### CHALLENGE
Wherever the word "against" appears in a line, copy that line.

┌─ PROVIDED RECORDS

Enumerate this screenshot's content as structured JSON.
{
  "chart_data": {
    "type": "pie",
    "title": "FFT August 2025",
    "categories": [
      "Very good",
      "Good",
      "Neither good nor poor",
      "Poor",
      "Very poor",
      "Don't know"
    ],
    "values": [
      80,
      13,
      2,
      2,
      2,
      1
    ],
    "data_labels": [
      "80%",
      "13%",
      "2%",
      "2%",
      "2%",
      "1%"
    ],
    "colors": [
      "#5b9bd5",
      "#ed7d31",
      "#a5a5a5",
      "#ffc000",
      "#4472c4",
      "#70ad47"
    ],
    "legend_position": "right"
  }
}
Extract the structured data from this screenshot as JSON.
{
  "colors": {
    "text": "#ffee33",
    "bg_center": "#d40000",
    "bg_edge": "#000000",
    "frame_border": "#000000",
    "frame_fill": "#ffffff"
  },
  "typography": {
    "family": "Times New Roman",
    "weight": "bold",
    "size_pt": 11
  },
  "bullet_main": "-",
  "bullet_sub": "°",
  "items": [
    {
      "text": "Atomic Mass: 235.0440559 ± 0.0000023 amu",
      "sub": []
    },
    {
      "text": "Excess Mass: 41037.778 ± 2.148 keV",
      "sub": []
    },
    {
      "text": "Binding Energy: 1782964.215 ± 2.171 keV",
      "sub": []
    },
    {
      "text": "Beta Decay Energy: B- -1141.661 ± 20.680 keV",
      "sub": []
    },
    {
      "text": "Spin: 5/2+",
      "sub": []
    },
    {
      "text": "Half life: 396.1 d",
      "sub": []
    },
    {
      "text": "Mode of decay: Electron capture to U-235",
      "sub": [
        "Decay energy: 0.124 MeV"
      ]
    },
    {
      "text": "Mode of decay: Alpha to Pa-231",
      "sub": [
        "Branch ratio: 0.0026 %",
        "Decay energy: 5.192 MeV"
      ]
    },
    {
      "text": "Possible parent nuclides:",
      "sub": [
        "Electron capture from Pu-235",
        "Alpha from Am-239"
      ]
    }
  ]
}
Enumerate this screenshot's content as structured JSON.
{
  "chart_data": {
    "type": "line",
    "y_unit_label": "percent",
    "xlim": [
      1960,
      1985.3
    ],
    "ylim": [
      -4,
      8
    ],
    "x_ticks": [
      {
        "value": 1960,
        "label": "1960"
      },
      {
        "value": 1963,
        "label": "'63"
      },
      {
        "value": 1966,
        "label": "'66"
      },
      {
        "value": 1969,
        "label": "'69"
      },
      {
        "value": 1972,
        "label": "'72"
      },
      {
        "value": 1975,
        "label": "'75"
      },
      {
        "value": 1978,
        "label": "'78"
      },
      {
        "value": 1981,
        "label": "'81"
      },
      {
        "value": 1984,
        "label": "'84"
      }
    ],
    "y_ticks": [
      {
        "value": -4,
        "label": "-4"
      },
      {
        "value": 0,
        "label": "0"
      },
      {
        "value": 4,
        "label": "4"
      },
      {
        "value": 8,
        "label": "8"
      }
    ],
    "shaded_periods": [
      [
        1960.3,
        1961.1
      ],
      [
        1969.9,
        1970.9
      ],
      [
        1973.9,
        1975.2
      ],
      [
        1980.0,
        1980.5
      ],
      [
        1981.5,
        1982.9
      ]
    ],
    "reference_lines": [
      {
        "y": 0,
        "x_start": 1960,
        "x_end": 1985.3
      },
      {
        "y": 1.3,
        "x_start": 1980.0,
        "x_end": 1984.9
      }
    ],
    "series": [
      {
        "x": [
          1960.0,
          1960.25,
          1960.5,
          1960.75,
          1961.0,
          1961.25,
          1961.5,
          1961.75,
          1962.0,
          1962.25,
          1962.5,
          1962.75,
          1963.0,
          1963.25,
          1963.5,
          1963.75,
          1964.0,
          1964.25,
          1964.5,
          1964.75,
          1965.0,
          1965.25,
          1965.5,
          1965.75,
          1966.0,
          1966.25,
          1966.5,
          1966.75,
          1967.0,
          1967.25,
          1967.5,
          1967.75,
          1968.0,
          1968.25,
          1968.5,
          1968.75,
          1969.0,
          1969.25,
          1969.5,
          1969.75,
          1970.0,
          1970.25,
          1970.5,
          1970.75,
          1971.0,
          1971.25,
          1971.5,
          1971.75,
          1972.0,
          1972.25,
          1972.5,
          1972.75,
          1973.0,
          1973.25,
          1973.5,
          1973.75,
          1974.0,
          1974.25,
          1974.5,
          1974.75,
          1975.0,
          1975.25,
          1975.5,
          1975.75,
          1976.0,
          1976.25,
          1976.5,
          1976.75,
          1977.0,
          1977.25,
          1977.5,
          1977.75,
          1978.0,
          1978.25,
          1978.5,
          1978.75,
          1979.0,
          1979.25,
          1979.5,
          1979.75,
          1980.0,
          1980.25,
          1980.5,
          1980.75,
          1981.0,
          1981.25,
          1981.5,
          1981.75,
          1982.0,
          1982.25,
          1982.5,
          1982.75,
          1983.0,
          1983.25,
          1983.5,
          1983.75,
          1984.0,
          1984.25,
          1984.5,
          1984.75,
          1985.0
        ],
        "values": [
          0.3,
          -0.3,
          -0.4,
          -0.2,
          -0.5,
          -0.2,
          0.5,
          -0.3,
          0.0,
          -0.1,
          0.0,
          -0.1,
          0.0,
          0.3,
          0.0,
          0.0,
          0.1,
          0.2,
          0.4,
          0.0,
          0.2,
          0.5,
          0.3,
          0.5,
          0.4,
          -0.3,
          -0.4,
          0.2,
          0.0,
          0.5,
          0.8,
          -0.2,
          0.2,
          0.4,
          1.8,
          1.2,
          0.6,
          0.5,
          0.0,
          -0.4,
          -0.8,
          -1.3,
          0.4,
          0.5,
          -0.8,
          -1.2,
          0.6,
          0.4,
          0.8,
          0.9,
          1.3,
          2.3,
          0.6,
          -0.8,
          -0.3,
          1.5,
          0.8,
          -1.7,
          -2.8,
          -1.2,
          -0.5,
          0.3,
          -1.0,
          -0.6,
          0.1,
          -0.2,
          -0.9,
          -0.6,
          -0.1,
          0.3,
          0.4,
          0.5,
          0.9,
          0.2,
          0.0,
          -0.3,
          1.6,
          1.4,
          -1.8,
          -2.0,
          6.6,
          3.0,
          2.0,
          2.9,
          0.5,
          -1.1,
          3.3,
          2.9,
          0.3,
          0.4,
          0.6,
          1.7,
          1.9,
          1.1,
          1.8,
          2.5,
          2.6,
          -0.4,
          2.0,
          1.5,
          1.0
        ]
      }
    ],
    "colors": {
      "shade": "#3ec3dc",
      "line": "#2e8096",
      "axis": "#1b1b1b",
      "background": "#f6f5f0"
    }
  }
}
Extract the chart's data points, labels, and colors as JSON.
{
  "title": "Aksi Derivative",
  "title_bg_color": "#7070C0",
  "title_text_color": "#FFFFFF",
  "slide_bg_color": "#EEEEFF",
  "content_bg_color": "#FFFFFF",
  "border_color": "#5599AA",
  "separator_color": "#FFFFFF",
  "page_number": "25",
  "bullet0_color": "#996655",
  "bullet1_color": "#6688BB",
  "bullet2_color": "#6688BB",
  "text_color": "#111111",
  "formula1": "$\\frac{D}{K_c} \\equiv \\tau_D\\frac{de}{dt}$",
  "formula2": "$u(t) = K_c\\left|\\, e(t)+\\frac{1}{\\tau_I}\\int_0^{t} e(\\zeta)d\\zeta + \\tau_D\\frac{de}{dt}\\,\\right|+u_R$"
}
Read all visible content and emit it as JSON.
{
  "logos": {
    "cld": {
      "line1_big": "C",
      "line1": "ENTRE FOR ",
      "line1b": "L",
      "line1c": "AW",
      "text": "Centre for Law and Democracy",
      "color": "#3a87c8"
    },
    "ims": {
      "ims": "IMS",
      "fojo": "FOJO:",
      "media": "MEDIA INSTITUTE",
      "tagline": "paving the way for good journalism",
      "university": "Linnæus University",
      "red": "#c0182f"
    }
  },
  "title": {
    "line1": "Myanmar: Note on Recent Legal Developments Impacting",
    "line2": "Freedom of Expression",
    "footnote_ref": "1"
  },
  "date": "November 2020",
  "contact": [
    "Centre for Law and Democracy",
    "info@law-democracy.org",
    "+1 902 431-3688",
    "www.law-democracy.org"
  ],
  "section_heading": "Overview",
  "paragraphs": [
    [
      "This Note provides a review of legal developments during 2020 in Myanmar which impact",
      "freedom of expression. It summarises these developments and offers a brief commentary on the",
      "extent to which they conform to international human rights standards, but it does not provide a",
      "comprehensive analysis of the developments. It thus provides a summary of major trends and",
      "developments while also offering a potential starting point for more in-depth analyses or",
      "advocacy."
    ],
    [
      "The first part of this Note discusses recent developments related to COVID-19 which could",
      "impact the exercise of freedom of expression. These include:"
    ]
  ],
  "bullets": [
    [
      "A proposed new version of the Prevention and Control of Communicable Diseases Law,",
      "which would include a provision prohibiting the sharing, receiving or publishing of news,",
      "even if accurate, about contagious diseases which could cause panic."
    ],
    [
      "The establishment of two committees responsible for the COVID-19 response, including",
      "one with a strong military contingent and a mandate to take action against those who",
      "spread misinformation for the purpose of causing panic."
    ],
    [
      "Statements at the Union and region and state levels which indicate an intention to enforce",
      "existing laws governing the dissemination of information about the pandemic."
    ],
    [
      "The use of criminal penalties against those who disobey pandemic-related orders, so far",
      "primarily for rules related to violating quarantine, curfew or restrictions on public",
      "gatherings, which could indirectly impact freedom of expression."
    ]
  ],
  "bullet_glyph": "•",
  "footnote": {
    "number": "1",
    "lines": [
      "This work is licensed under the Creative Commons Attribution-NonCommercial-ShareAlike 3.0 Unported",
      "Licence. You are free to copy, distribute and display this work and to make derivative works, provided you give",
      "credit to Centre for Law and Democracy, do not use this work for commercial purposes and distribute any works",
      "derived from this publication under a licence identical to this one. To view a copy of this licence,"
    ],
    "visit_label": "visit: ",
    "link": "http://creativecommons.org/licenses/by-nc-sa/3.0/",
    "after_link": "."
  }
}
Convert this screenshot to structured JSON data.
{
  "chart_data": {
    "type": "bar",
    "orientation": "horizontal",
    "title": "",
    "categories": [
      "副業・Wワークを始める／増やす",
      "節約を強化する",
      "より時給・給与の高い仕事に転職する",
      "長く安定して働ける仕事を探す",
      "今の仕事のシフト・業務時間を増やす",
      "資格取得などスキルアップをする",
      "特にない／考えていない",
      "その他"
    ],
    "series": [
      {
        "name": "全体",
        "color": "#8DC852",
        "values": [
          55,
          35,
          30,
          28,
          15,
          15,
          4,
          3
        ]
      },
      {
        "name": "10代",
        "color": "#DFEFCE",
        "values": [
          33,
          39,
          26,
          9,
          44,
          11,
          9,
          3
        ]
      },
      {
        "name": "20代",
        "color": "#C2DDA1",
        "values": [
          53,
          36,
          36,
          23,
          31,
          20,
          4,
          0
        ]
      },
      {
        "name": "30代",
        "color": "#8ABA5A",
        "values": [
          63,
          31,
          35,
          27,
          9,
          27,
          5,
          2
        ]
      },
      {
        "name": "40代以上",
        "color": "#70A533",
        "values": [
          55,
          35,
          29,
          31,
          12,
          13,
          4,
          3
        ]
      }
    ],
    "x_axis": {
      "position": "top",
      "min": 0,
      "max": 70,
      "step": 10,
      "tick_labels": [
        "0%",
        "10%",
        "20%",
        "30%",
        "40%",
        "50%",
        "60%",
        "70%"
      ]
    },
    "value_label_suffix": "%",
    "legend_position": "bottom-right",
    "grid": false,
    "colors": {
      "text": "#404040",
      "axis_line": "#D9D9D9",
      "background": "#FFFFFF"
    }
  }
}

└─

### SOLVED PROBLEM
      "one with a strong military contingent and a mandate to take action against those who",
      "The use of criminal penalties against those who disobey pandemic-related orders, so far",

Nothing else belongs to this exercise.